Goal:
Do any lines in the data below contain "type"? If so, copy every one of them.

Supplied records:
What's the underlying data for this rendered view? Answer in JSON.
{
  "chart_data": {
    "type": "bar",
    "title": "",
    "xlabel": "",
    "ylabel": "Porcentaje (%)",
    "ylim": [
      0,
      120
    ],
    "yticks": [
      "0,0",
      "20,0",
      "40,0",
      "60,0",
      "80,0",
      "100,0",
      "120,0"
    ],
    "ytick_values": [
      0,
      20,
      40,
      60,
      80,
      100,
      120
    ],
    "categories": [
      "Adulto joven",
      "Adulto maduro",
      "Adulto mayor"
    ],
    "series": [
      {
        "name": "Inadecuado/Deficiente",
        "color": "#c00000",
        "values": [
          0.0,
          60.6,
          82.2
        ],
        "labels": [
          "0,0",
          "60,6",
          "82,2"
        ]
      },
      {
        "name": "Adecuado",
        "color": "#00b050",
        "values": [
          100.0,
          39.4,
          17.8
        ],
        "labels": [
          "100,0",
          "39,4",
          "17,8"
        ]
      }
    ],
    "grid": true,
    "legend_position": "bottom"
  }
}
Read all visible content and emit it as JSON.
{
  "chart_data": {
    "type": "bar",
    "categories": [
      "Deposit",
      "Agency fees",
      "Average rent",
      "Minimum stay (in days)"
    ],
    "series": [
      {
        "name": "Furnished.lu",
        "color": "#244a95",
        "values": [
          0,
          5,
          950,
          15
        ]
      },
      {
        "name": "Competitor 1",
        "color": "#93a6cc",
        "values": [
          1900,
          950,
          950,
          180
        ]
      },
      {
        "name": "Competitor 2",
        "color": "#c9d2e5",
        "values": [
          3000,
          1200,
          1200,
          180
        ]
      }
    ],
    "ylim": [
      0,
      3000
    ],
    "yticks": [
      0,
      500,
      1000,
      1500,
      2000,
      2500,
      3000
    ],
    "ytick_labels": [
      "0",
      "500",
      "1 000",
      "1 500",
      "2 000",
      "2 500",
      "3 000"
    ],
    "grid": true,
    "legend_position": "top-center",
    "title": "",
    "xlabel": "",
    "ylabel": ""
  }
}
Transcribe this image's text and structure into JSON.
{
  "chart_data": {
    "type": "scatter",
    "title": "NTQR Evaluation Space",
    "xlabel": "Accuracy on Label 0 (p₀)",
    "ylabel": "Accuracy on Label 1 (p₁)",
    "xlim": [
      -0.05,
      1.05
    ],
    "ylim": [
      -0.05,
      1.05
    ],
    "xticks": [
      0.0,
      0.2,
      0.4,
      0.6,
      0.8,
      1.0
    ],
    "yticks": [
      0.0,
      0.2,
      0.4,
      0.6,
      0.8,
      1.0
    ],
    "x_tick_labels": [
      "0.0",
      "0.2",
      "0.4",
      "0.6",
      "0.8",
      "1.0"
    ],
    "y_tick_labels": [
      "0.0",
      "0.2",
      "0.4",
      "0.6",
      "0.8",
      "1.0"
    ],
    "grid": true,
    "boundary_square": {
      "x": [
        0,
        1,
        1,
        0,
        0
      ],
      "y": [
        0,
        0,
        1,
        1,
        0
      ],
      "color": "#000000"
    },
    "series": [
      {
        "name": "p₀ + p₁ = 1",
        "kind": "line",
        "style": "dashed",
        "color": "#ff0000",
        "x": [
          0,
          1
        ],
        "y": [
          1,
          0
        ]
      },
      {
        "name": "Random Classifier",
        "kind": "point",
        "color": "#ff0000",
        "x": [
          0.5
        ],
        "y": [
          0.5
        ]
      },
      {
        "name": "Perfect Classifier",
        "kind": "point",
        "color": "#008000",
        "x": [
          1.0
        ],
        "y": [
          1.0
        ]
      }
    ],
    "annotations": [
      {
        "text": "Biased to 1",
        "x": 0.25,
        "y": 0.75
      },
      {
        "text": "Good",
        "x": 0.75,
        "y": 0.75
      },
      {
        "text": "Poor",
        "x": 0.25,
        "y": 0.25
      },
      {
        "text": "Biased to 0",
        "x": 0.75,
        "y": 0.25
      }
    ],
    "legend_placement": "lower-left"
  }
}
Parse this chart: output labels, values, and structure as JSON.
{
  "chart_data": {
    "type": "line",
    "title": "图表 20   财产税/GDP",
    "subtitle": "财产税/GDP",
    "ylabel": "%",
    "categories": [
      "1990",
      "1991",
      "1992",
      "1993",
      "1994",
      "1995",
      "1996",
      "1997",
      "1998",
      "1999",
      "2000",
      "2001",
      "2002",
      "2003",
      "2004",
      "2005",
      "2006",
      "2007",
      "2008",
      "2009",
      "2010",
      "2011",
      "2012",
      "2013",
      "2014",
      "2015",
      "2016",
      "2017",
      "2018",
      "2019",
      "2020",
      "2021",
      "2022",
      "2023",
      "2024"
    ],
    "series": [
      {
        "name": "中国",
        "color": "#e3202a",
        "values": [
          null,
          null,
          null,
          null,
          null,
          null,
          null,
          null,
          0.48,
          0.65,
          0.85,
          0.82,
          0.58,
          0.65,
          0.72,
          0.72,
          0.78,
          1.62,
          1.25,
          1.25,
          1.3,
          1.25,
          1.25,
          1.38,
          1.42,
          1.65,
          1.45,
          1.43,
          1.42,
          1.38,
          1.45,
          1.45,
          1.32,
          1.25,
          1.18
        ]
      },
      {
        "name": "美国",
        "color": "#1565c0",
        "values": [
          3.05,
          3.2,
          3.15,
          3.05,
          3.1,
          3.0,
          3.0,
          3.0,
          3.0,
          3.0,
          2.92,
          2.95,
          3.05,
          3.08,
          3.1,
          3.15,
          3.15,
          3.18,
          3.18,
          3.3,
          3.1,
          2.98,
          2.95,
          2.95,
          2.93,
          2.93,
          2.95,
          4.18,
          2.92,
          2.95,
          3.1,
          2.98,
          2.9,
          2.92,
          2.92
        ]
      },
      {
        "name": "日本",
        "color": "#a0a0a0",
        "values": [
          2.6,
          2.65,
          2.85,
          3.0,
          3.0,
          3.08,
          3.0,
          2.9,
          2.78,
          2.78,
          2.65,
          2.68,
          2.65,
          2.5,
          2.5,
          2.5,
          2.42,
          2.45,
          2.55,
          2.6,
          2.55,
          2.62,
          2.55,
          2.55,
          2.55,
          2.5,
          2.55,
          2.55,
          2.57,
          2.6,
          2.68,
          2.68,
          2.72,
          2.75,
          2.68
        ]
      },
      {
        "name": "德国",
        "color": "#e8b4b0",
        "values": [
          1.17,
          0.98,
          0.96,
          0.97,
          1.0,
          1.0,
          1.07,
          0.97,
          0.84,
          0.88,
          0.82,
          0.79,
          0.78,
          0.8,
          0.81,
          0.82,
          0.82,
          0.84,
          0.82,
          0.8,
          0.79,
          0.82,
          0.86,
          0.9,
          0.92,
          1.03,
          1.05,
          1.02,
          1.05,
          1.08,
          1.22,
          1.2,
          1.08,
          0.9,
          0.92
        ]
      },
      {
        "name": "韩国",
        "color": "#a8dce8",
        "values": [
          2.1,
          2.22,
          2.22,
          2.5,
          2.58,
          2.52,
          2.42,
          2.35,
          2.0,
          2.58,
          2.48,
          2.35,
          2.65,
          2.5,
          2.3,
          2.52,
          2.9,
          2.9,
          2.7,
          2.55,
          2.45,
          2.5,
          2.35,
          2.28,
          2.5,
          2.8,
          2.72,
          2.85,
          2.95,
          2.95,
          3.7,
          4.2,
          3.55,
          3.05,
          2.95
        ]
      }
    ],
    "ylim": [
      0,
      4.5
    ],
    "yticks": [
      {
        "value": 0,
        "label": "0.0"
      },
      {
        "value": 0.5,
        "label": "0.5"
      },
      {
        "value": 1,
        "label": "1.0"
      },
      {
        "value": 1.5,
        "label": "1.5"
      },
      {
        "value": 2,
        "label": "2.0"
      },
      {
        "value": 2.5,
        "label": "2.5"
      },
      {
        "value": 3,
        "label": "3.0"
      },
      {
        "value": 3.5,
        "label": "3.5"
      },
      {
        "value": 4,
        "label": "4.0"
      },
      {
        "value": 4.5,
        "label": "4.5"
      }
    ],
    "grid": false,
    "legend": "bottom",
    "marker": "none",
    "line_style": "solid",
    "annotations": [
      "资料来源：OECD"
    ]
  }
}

Finished task:
    "type": "bar",
    "type": "bar",
    "type": "scatter",
    "type": "line",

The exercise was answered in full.